- **Figure record extracts**
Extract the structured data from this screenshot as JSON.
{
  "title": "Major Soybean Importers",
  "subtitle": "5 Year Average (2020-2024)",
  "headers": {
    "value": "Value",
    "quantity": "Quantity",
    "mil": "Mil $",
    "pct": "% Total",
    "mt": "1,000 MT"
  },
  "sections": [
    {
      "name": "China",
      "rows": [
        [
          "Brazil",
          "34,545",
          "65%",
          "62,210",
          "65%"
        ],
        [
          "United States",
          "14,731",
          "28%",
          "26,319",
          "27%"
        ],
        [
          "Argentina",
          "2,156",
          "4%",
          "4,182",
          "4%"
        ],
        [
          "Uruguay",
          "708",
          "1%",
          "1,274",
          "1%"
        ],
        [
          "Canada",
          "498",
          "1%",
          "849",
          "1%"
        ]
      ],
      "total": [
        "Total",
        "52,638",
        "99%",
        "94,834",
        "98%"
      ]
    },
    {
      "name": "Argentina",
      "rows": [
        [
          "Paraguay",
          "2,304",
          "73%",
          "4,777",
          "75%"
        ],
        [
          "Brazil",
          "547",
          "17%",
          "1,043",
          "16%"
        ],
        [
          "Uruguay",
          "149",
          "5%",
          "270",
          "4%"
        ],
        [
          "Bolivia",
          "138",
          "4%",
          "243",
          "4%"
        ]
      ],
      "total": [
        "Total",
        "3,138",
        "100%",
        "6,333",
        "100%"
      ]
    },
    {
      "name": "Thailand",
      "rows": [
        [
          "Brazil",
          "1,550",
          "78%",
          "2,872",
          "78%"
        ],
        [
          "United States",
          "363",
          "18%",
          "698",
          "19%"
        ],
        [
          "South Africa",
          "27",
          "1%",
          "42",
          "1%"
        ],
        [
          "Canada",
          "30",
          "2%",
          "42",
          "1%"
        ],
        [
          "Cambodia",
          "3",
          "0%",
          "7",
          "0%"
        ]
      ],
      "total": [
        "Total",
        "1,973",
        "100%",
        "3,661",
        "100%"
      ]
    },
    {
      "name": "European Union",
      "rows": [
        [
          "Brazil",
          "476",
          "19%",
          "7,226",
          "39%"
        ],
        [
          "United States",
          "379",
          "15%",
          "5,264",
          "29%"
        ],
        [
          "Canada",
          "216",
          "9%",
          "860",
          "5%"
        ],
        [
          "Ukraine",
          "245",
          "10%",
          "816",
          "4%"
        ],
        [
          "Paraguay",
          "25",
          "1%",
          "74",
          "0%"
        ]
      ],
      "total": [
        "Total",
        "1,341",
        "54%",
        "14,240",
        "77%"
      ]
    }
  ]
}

- **Your task**
Repeat the whole listing exactly, keeping every line intact.

- **Response**
Extract the structured data from this screenshot as JSON.
{
  "title": "Major Soybean Importers",
  "subtitle": "5 Year Average (2020-2024)",
  "headers": {
    "value": "Value",
    "quantity": "Quantity",
    "mil": "Mil $",
    "pct": "% Total",
    "mt": "1,000 MT"
  },
  "sections": [
    {
      "name": "China",
      "rows": [
        [
          "Brazil",
          "34,545",
          "65%",
          "62,210",
          "65%"
        ],
        [
          "United States",
          "14,731",
          "28%",
          "26,319",
          "27%"
        ],
        [
          "Argentina",
          "2,156",
          "4%",
          "4,182",
          "4%"
        ],
        [
          "Uruguay",
          "708",
          "1%",
          "1,274",
          "1%"
        ],
        [
          "Canada",
          "498",
          "1%",
          "849",
          "1%"
        ]
      ],
      "total": [
        "Total",
        "52,638",
        "99%",
        "94,834",
        "98%"
      ]
    },
    {
      "name": "Argentina",
      "rows": [
        [
          "Paraguay",
          "2,304",
          "73%",
          "4,777",
          "75%"
        ],
        [
          "Brazil",
          "547",
          "17%",
          "1,043",
          "16%"
        ],
        [
          "Uruguay",
          "149",
          "5%",
          "270",
          "4%"
        ],
        [
          "Bolivia",
          "138",
          "4%",
          "243",
          "4%"
        ]
      ],
      "total": [
        "Total",
        "3,138",
        "100%",
        "6,333",
        "100%"
      ]
    },
    {
      "name": "Thailand",
      "rows": [
        [
          "Brazil",
          "1,550",
          "78%",
          "2,872",
          "78%"
        ],
        [
          "United States",
          "363",
          "18%",
          "698",
          "19%"
        ],
        [
          "South Africa",
          "27",
          "1%",
          "42",
          "1%"
        ],
        [
          "Canada",
          "30",
          "2%",
          "42",
          "1%"
        ],
        [
          "Cambodia",
          "3",
          "0%",
          "7",
          "0%"
        ]
      ],
      "total": [
        "Total",
        "1,973",
        "100%",
        "3,661",
        "100%"
      ]
    },
    {
      "name": "European Union",
      "rows": [
        [
          "Brazil",
          "476",
          "19%",
          "7,226",
          "39%"
        ],
        [
          "United States",
          "379",
          "15%",
          "5,264",
          "29%"
        ],
        [
          "Canada",
          "216",
          "9%",
          "860",
          "5%"
        ],
        [
          "Ukraine",
          "245",
          "10%",
          "816",
          "4%"
        ],
        [
          "Paraguay",
          "25",
          "1%",
          "74",
          "0%"
        ]
      ],
      "total": [
        "Total",
        "1,341",
        "54%",
        "14,240",
        "77%"
      ]
    }
  ]
}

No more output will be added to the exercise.